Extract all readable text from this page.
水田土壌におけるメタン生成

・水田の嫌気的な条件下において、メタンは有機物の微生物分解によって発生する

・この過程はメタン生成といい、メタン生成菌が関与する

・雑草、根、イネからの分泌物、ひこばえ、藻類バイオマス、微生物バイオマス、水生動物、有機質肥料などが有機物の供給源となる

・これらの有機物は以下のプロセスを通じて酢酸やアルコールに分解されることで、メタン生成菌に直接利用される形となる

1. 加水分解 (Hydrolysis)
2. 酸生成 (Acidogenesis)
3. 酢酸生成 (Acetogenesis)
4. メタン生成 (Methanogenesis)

* * * * *

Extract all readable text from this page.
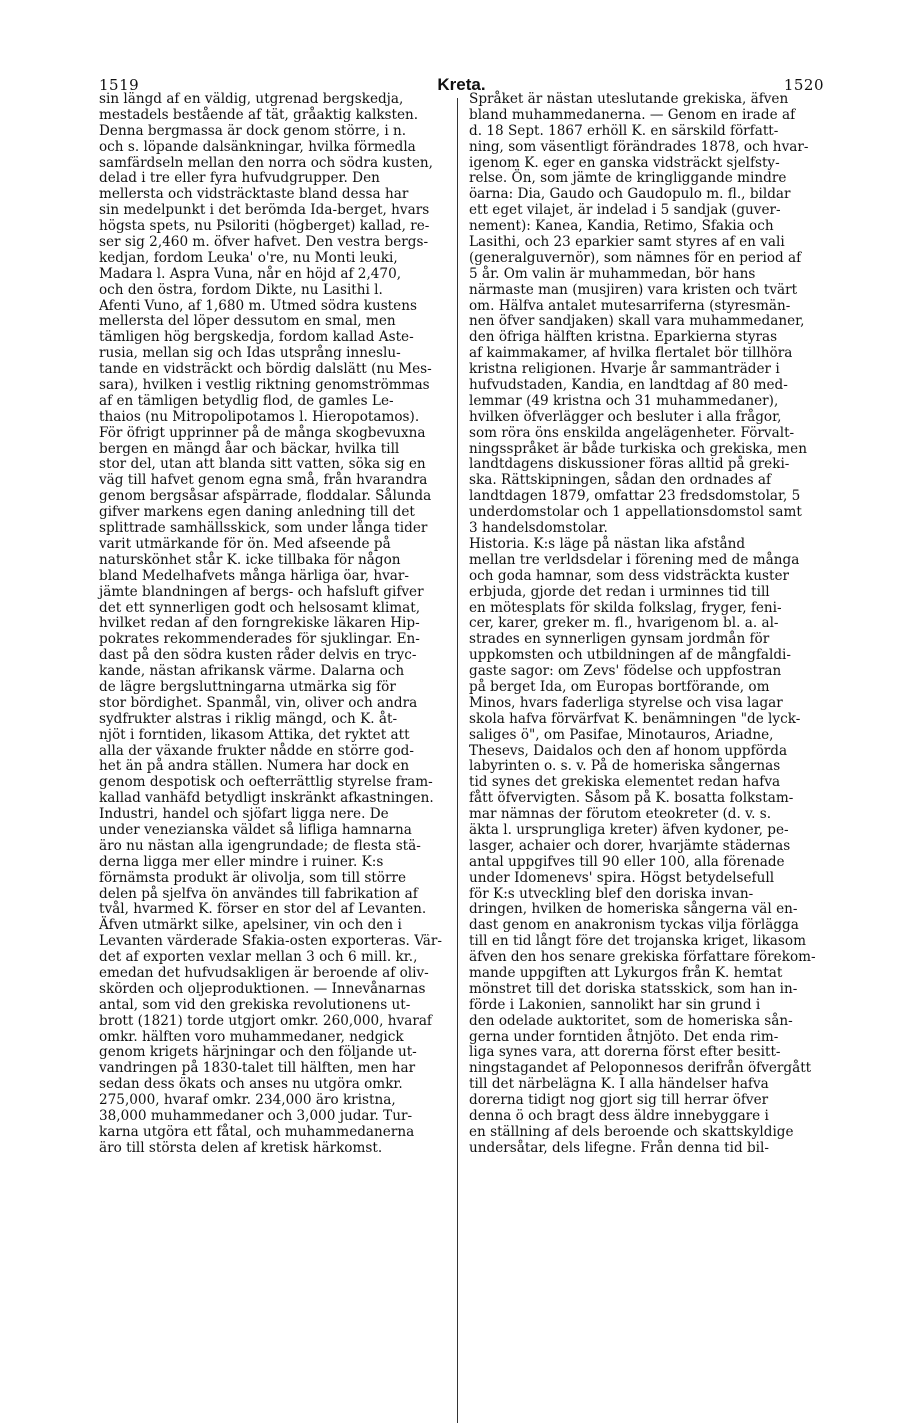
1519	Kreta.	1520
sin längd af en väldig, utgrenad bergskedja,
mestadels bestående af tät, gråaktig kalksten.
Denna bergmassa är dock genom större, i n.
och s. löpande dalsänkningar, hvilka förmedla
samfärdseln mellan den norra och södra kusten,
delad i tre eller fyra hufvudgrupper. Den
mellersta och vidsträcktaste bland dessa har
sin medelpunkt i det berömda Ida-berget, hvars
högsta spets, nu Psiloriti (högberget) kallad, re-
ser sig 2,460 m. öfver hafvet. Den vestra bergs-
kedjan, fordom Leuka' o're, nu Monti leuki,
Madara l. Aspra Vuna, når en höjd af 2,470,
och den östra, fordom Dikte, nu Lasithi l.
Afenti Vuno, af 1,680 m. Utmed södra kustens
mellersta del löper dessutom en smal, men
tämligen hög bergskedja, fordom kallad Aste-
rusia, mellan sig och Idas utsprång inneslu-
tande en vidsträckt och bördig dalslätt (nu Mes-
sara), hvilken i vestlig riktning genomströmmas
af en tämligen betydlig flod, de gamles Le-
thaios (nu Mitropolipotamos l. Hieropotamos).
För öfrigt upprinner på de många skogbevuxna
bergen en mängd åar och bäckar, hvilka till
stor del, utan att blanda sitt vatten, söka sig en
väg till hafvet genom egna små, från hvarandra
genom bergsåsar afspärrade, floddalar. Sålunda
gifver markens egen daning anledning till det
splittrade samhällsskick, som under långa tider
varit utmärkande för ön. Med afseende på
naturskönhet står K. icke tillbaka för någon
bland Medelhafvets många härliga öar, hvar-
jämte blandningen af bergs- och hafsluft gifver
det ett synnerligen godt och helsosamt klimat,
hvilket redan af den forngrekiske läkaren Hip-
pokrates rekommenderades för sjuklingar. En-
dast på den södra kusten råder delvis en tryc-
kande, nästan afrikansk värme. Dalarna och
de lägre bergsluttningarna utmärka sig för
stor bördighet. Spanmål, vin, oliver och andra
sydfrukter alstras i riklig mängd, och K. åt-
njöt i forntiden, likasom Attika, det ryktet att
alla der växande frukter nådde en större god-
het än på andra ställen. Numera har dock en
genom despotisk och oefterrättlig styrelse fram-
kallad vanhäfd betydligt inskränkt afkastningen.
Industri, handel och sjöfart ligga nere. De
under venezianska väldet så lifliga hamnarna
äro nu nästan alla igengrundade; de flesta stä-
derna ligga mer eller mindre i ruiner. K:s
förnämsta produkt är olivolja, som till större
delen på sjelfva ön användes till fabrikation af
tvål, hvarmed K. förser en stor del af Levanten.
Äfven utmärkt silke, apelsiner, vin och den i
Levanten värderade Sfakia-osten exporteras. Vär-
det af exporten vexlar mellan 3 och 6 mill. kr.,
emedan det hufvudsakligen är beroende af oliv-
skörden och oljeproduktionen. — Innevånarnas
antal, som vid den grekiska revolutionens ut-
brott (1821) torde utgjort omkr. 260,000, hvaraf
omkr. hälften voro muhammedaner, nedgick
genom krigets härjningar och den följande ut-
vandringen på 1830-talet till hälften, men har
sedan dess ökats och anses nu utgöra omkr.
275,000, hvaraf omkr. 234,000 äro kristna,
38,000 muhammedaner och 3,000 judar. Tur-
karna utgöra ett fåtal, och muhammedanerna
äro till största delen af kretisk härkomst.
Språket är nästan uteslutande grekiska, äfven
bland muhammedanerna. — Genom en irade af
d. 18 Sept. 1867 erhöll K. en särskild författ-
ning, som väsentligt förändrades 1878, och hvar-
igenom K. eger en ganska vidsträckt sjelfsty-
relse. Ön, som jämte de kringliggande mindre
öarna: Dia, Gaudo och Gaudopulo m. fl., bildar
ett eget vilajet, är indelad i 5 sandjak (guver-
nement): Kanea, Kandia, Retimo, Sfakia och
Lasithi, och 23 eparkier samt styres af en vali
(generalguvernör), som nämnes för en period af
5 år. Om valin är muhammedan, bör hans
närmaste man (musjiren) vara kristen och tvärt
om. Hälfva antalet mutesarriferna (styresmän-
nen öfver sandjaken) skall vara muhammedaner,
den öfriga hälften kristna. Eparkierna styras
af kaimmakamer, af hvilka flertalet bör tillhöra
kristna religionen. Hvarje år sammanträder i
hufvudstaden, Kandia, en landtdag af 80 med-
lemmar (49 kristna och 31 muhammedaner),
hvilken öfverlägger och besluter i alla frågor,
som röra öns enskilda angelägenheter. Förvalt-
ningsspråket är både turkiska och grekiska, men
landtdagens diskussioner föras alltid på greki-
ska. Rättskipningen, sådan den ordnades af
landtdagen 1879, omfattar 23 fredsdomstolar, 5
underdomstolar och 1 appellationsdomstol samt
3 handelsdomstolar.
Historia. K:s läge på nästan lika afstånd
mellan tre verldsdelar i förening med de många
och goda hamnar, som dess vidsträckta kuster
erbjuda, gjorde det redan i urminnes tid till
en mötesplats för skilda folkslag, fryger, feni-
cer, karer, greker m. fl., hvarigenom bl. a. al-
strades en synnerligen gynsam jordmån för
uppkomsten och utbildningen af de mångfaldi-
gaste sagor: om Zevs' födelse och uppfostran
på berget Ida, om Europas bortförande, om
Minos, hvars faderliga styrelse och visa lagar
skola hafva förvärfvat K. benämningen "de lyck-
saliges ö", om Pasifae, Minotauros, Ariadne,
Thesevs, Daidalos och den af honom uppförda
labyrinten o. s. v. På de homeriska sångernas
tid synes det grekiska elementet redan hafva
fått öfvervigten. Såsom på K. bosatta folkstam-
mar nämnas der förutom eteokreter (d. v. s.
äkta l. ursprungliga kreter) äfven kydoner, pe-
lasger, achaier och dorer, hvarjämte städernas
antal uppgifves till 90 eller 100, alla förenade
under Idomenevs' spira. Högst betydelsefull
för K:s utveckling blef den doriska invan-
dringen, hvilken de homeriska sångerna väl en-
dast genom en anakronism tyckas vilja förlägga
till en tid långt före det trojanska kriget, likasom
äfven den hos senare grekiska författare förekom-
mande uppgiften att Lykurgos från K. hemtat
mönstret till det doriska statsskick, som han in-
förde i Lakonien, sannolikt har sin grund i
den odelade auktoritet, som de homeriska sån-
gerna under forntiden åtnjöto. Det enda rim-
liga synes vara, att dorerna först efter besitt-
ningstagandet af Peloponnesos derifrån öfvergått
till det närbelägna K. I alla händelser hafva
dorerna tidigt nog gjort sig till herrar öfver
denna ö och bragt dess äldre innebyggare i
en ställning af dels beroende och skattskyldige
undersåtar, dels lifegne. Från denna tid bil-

* * * * *

WHAT THE TASK ASKS: Tally the lines of the material in which the word "mindre" appears. Output the count alone.

EXPECTED ANSWER: 2